* AIM A:
Copy out the entries again, starting at their first line and running up to and including the line with "sector-label-nu: NU (13, 535, 88, 593)".

* TEXT EXCERPT:
Biblyon the Great

This zine is dedicated to articles about the fantasy role-playing game Gods & Monsters, and other random musings.

Gods & Monsters Fantasy Role-Playing

Beyond here lie dragons

Why do we need open source games?

Jerry Stratton, February 3, 2007

Under United States law, most things are not copyrightable unless copyright restrictions are applied to them by the United States congress. For gamers, the important rule is that ideas, facts, steps, and procedures cannot be copyrighted. Recipes, for example, cannot be copyrighted, and neither can game rules.

Why do we have copyright? What does it do? What is its purpose? Copyright grants a special monopoly to authors in order to encourage them to make their works available for public use. This effectively blocks competition for the duration of the monopoly. Because copyright blocks competition, copyright restrictions are traditionally interpreted narrowly. Copyrights may not be used to gain an effective monopoly wider than the copyright monopoly was meant to provide. In Sony v. Universal, the Supreme Court wrote that:

Even unauthorized uses of a copyrighted work are not necessarily infringing. An unlicensed use of the copyright is not an infringement unless it conflicts with one of the specific exclusive rights conferred by the copyright statute.

* INPUT MATERIAL:
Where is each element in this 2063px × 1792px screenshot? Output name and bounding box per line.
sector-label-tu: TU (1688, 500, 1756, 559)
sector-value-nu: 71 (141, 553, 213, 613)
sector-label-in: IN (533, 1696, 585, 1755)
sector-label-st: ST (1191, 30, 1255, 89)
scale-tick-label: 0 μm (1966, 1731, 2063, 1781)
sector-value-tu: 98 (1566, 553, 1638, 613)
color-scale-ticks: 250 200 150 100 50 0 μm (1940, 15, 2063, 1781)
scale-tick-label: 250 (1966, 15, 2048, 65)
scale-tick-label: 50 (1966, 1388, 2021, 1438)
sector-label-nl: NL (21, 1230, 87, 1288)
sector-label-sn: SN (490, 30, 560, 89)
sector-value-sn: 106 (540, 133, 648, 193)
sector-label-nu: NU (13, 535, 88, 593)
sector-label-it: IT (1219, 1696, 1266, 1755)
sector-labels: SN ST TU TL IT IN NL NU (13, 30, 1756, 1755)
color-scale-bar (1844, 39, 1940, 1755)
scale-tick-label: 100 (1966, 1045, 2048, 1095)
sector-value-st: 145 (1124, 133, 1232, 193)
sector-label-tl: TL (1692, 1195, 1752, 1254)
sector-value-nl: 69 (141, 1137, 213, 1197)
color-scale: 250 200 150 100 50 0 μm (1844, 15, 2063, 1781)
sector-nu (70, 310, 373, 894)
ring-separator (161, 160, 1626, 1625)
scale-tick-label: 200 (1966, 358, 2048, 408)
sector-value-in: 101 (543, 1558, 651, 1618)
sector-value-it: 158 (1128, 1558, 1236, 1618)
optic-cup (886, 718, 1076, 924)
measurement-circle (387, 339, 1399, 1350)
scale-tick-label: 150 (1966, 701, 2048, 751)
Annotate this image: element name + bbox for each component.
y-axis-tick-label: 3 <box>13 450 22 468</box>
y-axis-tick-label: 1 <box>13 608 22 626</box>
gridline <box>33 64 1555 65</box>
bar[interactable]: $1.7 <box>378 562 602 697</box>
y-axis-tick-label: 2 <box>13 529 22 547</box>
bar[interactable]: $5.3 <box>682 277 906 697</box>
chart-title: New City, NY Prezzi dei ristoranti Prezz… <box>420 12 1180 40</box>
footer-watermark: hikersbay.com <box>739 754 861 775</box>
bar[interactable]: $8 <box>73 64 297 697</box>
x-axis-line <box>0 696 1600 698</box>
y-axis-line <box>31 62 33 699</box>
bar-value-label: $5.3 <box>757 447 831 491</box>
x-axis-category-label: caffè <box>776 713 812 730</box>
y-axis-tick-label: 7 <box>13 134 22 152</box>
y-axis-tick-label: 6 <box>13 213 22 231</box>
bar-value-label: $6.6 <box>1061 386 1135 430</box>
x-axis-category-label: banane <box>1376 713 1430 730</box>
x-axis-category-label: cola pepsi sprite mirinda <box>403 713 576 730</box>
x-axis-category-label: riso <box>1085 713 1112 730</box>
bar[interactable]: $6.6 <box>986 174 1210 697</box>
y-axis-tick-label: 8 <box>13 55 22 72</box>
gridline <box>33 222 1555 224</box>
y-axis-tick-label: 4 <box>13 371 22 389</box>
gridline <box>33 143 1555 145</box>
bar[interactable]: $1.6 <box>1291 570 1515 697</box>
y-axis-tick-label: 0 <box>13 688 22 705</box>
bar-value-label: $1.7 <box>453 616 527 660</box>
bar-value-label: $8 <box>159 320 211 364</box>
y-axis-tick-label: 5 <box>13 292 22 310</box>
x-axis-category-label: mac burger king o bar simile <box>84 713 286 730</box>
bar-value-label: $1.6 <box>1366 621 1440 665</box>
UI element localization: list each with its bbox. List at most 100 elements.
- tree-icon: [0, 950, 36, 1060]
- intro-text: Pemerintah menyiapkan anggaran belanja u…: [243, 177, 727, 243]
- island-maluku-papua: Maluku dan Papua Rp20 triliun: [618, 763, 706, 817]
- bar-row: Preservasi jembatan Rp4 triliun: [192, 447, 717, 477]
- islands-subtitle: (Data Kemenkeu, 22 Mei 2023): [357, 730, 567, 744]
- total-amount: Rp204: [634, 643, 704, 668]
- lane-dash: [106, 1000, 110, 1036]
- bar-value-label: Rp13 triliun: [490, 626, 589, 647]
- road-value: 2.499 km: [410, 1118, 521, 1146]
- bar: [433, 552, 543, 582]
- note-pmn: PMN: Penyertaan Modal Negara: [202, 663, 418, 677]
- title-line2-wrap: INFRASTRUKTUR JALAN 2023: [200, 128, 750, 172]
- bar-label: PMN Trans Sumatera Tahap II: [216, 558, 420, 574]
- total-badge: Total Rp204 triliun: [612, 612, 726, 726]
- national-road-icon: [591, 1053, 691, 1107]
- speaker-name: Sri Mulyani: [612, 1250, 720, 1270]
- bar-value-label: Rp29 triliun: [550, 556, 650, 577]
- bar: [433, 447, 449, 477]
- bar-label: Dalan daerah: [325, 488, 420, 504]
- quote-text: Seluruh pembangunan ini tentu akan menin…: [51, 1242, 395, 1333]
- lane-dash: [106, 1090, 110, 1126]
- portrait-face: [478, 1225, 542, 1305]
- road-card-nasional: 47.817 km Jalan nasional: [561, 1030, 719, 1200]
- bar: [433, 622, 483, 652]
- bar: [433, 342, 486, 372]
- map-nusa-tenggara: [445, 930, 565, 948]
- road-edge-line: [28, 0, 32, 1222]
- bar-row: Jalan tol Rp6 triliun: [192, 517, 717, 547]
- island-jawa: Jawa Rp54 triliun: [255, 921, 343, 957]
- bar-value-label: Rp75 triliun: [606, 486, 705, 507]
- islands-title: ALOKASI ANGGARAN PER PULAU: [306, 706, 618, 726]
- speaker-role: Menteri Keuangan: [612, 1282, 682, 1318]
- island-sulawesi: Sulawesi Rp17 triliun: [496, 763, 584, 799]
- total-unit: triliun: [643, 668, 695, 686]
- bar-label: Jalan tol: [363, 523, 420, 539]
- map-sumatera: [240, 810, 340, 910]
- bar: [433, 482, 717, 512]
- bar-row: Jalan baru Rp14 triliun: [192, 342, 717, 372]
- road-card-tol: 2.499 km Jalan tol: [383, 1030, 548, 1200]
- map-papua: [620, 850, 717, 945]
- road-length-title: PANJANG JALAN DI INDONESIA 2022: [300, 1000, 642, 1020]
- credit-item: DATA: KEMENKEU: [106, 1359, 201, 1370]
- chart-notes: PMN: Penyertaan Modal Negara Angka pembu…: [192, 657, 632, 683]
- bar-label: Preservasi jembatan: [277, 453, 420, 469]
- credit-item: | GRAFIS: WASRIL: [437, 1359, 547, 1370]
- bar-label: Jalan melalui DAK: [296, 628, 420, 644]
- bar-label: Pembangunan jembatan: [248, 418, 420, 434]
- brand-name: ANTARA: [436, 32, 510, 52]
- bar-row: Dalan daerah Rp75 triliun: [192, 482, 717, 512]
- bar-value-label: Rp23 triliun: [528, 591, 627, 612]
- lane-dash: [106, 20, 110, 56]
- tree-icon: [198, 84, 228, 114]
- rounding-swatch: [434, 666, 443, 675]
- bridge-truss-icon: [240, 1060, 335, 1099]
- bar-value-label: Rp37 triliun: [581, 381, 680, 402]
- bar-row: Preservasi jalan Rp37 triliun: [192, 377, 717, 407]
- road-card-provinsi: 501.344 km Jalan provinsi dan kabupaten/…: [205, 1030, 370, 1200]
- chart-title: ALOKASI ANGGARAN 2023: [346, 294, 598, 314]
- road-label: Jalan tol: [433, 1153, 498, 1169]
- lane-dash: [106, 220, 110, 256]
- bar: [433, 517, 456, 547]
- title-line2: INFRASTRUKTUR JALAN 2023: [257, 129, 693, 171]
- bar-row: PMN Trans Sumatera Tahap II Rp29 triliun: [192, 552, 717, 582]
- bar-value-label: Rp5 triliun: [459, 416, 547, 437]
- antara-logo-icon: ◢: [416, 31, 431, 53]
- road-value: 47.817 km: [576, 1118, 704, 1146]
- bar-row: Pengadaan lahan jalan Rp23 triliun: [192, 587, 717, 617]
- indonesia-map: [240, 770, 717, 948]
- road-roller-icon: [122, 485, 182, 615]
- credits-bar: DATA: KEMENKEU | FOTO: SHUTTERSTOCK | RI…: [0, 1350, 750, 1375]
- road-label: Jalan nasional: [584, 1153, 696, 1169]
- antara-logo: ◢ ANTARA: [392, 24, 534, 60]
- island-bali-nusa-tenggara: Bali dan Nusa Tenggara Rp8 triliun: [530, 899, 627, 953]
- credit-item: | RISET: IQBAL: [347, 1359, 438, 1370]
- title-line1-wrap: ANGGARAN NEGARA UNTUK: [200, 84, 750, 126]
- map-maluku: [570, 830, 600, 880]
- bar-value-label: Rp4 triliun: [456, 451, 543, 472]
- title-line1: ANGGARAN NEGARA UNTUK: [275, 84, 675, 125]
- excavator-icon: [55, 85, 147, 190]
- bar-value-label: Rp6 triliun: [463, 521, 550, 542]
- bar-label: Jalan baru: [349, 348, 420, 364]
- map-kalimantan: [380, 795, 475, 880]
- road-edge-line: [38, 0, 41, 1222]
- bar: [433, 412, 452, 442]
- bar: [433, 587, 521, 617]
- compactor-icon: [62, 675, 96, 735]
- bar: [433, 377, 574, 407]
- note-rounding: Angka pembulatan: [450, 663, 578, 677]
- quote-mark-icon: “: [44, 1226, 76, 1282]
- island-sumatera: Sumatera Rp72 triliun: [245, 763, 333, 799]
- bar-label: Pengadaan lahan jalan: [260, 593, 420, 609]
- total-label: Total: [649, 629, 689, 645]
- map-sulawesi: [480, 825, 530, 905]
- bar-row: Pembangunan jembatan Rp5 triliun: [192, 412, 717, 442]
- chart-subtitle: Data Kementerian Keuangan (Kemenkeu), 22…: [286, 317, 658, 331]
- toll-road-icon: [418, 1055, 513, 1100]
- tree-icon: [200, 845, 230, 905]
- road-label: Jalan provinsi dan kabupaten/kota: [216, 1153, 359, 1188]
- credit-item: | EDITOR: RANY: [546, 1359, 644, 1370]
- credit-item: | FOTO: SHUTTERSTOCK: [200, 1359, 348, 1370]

* AIM B:
In the piece on open source games, which two things are given as examples of what cannot be copyrighted?

* RIGHT ANSWER A:
Where is each element in this 2063px × 1792px screenshot? Output name and bounding box per line.
sector-label-tu: TU (1688, 500, 1756, 559)
sector-value-nu: 71 (141, 553, 213, 613)
sector-label-in: IN (533, 1696, 585, 1755)
sector-label-st: ST (1191, 30, 1255, 89)
scale-tick-label: 0 μm (1966, 1731, 2063, 1781)
sector-value-tu: 98 (1566, 553, 1638, 613)
color-scale-ticks: 250 200 150 100 50 0 μm (1940, 15, 2063, 1781)
scale-tick-label: 250 (1966, 15, 2048, 65)
scale-tick-label: 50 (1966, 1388, 2021, 1438)
sector-label-nl: NL (21, 1230, 87, 1288)
sector-label-sn: SN (490, 30, 560, 89)
sector-value-sn: 106 (540, 133, 648, 193)
sector-label-nu: NU (13, 535, 88, 593)

* RIGHT ANSWER B:
Recipes and game rules.